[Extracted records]
▽

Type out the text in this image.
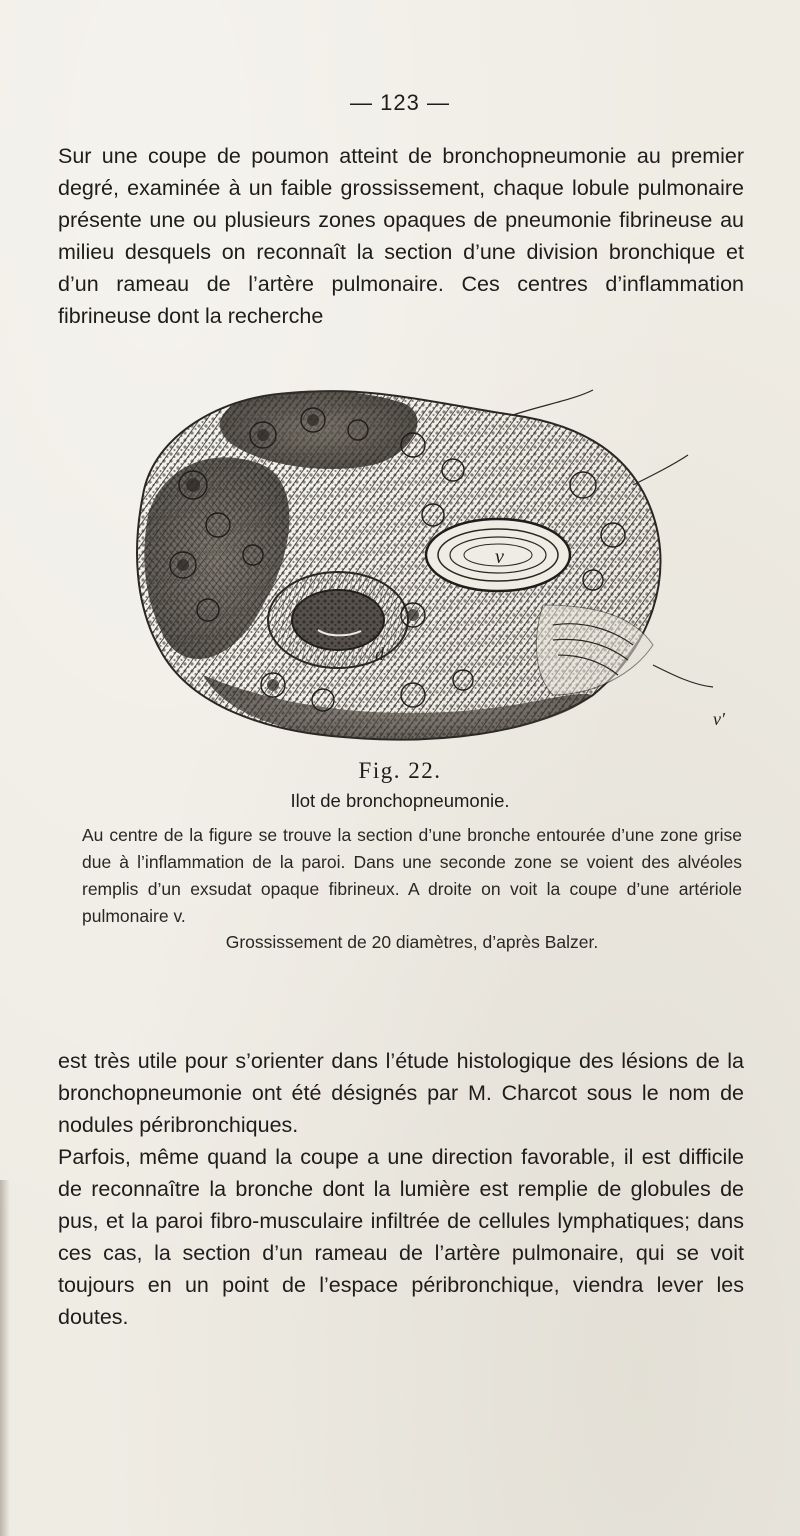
— 123 —

Sur une coupe de poumon atteint de bronchopneumonie au premier degré, examinée à un faible grossissement, chaque lobule pulmonaire présente une ou plusieurs zones opaques de pneumonie fibrineuse au milieu desquels on reconnaît la section d’une division bronchique et d’un rameau de l’artère pulmonaire. Ces centres d’inflammation fibrineuse dont la recherche

v
d
v′
Fig. 22.
Ilot de bronchopneumonie.

Au centre de la figure se trouve la section d’une bronche entourée d’une zone grise due à l’inflammation de la paroi. Dans une seconde zone se voient des alvéoles remplis d’un exsudat opaque fibrineux. A droite on voit la coupe d’une artériole pulmonaire v.

Grossissement de 20 diamètres, d’après Balzer.

est très utile pour s’orienter dans l’étude histologique des lésions de la bronchopneumonie ont été désignés par M. Charcot sous le nom de nodules péribronchiques.

Parfois, même quand la coupe a une direction favorable, il est difficile de reconnaître la bronche dont la lumière est remplie de globules de pus, et la paroi fibro-musculaire infiltrée de cellules lymphatiques; dans ces cas, la section d’un rameau de l’artère pulmonaire, qui se voit toujours en un point de l’espace péribronchique, viendra lever les doutes.
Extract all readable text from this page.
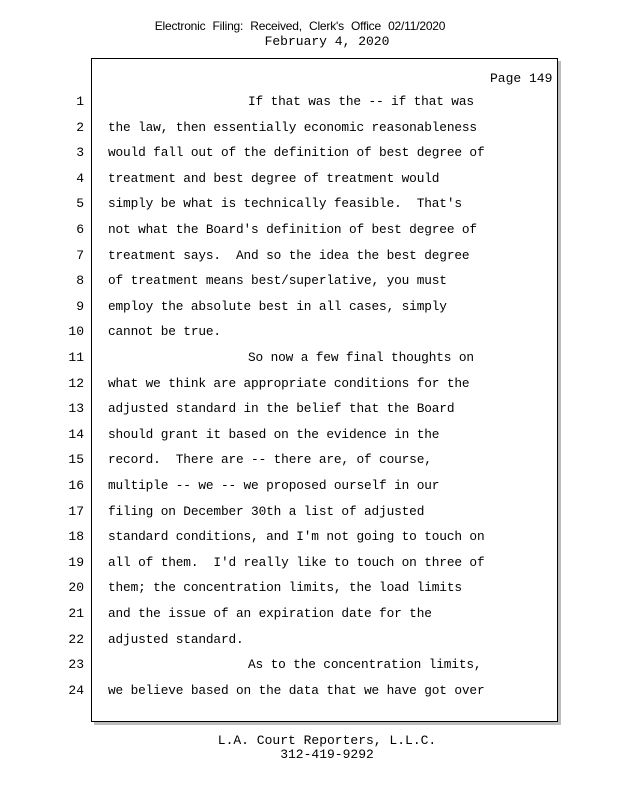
Electronic Filing: Received, Clerk's Office 02/11/2020
February 4, 2020
Page 149
1	If that was the -- if that was
2 the law, then essentially economic reasonableness
3 would fall out of the definition of best degree of
4 treatment and best degree of treatment would
5 simply be what is technically feasible.  That's
6 not what the Board's definition of best degree of
7 treatment says.  And so the idea the best degree
8 of treatment means best/superlative, you must
9 employ the absolute best in all cases, simply
10 cannot be true.
11	So now a few final thoughts on
12 what we think are appropriate conditions for the
13 adjusted standard in the belief that the Board
14 should grant it based on the evidence in the
15 record.  There are -- there are, of course,
16 multiple -- we -- we proposed ourself in our
17 filing on December 30th a list of adjusted
18 standard conditions, and I'm not going to touch on
19 all of them.  I'd really like to touch on three of
20 them; the concentration limits, the load limits
21 and the issue of an expiration date for the
22 adjusted standard.
23	As to the concentration limits,
24 we believe based on the data that we have got over
L.A. Court Reporters, L.L.C.
312-419-9292
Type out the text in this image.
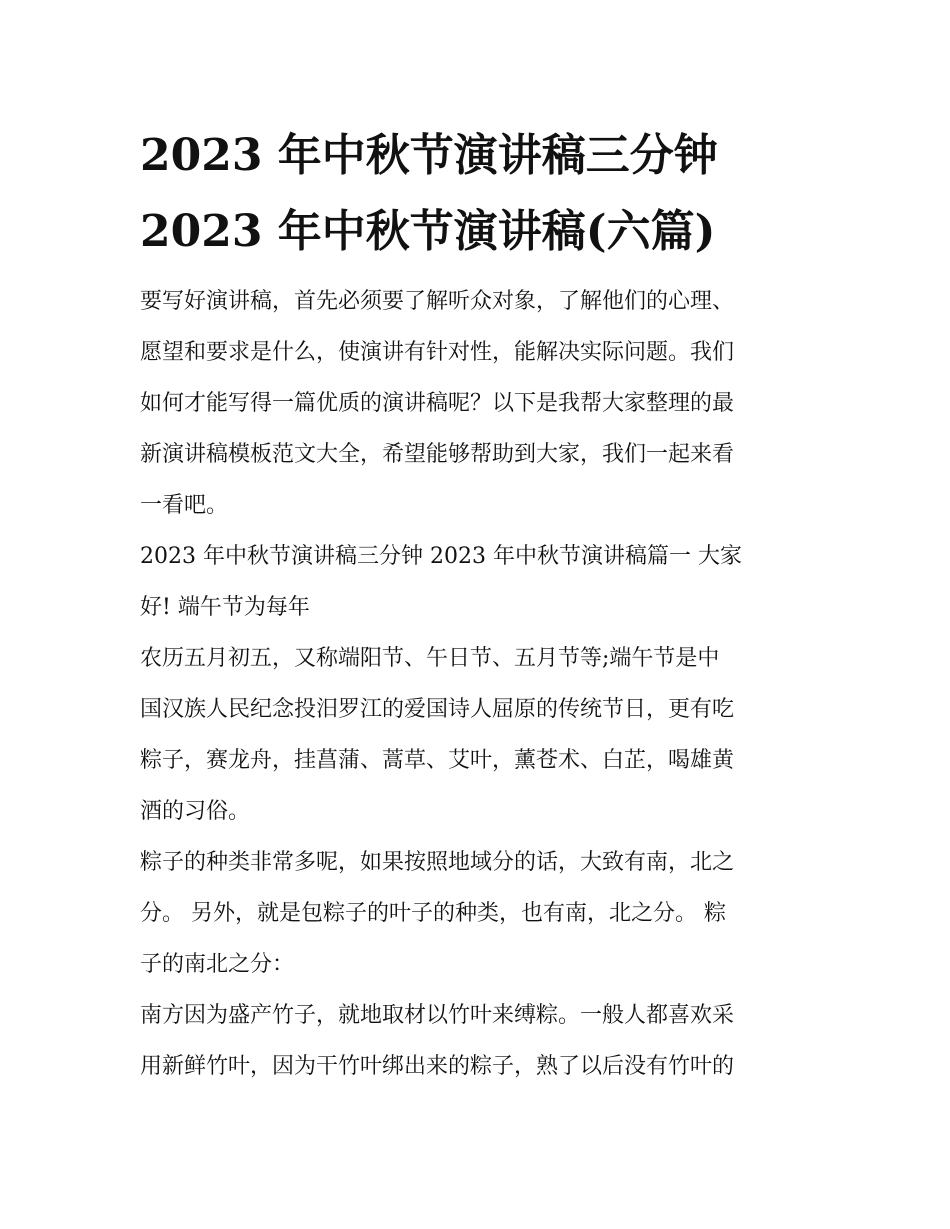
2023 年中秋节演讲稿三分钟
2023 年中秋节演讲稿(六篇)

要写好演讲稿，首先必须要了解听众对象，了解他们的心理、
愿望和要求是什么，使演讲有针对性，能解决实际问题。我们
如何才能写得一篇优质的演讲稿呢？以下是我帮大家整理的最
新演讲稿模板范文大全，希望能够帮助到大家，我们一起来看
一看吧。

2023 年中秋节演讲稿三分钟 2023 年中秋节演讲稿篇一 大家
好! 端午节为每年

农历五月初五，又称端阳节、午日节、五月节等;端午节是中
国汉族人民纪念投汨罗江的爱国诗人屈原的传统节日，更有吃
粽子，赛龙舟，挂菖蒲、蒿草、艾叶，薰苍术、白芷，喝雄黄
酒的习俗。

粽子的种类非常多呢，如果按照地域分的话，大致有南，北之
分。 另外，就是包粽子的叶子的种类，也有南，北之分。 粽
子的南北之分：

南方因为盛产竹子，就地取材以竹叶来缚粽。一般人都喜欢采
用新鲜竹叶，因为干竹叶绑出来的粽子，熟了以后没有竹叶的
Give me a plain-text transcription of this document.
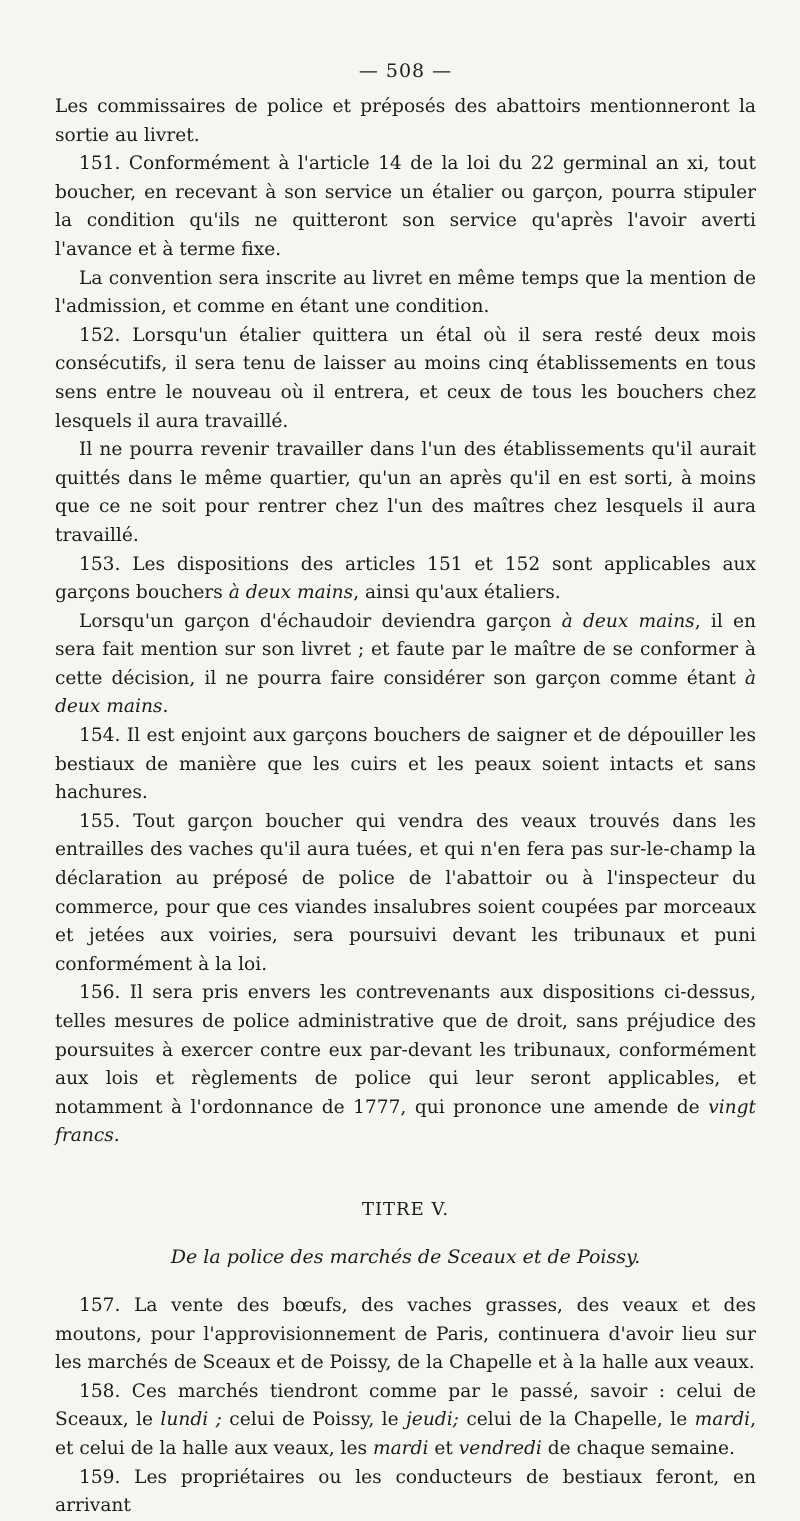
— 508 —

Les commissaires de police et préposés des abattoirs mentionneront la sortie au livret.

151. Conformément à l'article 14 de la loi du 22 germinal an xi, tout boucher, en recevant à son service un étalier ou garçon, pourra stipuler la condition qu'ils ne quitteront son service qu'après l'avoir averti l'avance et à terme fixe.

La convention sera inscrite au livret en même temps que la mention de l'admission, et comme en étant une condition.

152. Lorsqu'un étalier quittera un étal où il sera resté deux mois consécutifs, il sera tenu de laisser au moins cinq établissements en tous sens entre le nouveau où il entrera, et ceux de tous les bouchers chez lesquels il aura travaillé.

Il ne pourra revenir travailler dans l'un des établissements qu'il aurait quittés dans le même quartier, qu'un an après qu'il en est sorti, à moins que ce ne soit pour rentrer chez l'un des maîtres chez lesquels il aura travaillé.

153. Les dispositions des articles 151 et 152 sont applicables aux garçons bouchers à deux mains, ainsi qu'aux étaliers.

Lorsqu'un garçon d'échaudoir deviendra garçon à deux mains, il en sera fait mention sur son livret ; et faute par le maître de se conformer à cette décision, il ne pourra faire considérer son garçon comme étant à deux mains.

154. Il est enjoint aux garçons bouchers de saigner et de dépouiller les bestiaux de manière que les cuirs et les peaux soient intacts et sans hachures.

155. Tout garçon boucher qui vendra des veaux trouvés dans les entrailles des vaches qu'il aura tuées, et qui n'en fera pas sur-le-champ la déclaration au préposé de police de l'abattoir ou à l'inspecteur du commerce, pour que ces viandes insalubres soient coupées par morceaux et jetées aux voiries, sera poursuivi devant les tribunaux et puni conformément à la loi.

156. Il sera pris envers les contrevenants aux dispositions ci-dessus, telles mesures de police administrative que de droit, sans préjudice des poursuites à exercer contre eux par-devant les tribunaux, conformément aux lois et règlements de police qui leur seront applicables, et notamment à l'ordonnance de 1777, qui prononce une amende de vingt francs.

TITRE V.
De la police des marchés de Sceaux et de Poissy.

157. La vente des bœufs, des vaches grasses, des veaux et des moutons, pour l'approvisionnement de Paris, continuera d'avoir lieu sur les marchés de Sceaux et de Poissy, de la Chapelle et à la halle aux veaux.

158. Ces marchés tiendront comme par le passé, savoir : celui de Sceaux, le lundi ; celui de Poissy, le jeudi; celui de la Chapelle, le mardi, et celui de la halle aux veaux, les mardi et vendredi de chaque semaine.

159. Les propriétaires ou les conducteurs de bestiaux feront, en arrivant
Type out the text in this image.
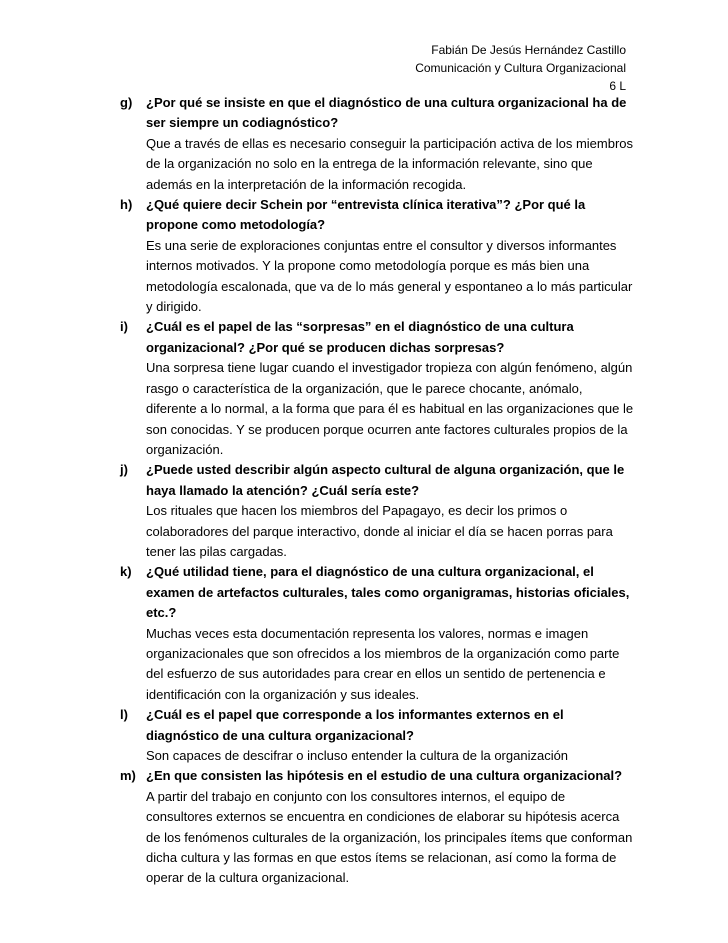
Fabián De Jesús Hernández Castillo
Comunicación y Cultura Organizacional
6 L
g) ¿Por qué se insiste en que el diagnóstico de una cultura organizacional ha de ser siempre un codiagnóstico?
Que a través de ellas es necesario conseguir la participación activa de los miembros de la organización no solo en la entrega de la información relevante, sino que además en la interpretación de la información recogida.
h) ¿Qué quiere decir Schein por “entrevista clínica iterativa”? ¿Por qué la propone como metodología?
Es una serie de exploraciones conjuntas entre el consultor y diversos informantes internos motivados. Y la propone como metodología porque es más bien una metodología escalonada, que va de lo más general y espontaneo a lo más particular y dirigido.
i) ¿Cuál es el papel de las “sorpresas” en el diagnóstico de una cultura organizacional? ¿Por qué se producen dichas sorpresas?
Una sorpresa tiene lugar cuando el investigador tropieza con algún fenómeno, algún rasgo o característica de la organización, que le parece chocante, anómalo, diferente a lo normal, a la forma que para él es habitual en las organizaciones que le son conocidas. Y se producen porque ocurren ante factores culturales propios de la organización.
j) ¿Puede usted describir algún aspecto cultural de alguna organización, que le haya llamado la atención? ¿Cuál sería este?
Los rituales que hacen los miembros del Papagayo, es decir los primos o colaboradores del parque interactivo, donde al iniciar el día se hacen porras para tener las pilas cargadas.
k) ¿Qué utilidad tiene, para el diagnóstico de una cultura organizacional, el examen de artefactos culturales, tales como organigramas, historias oficiales, etc.?
Muchas veces esta documentación representa los valores, normas e imagen organizacionales que son ofrecidos a los miembros de la organización como parte del esfuerzo de sus autoridades para crear en ellos un sentido de pertenencia e identificación con la organización y sus ideales.
l) ¿Cuál es el papel que corresponde a los informantes externos en el diagnóstico de una cultura organizacional?
Son capaces de descifrar o incluso entender la cultura de la organización
m) ¿En que consisten las hipótesis en el estudio de una cultura organizacional?
A partir del trabajo en conjunto con los consultores internos, el equipo de consultores externos se encuentra en condiciones de elaborar su hipótesis acerca de los fenómenos culturales de la organización, los principales ítems que conforman dicha cultura y las formas en que estos ítems se relacionan, así como la forma de operar de la cultura organizacional.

△

■ Set task
Show all lines from the listing above in which "applicables" appears.

■ Complete output
153. Les dispositions des articles 151 et 152 sont applicables aux garçons bouchers à deux mains, ainsi qu'aux étaliers.
156. Il sera pris envers les contrevenants aux dispositions ci-dessus, telles mesures de police administrative que de droit, sans préjudice des poursuites à exercer contre eux par-devant les tribunaux, conformément aux lois et règlements de police qui leur seront applicables, et notamment à l'ordonnance de 1777, qui prononce une amende de vingt francs.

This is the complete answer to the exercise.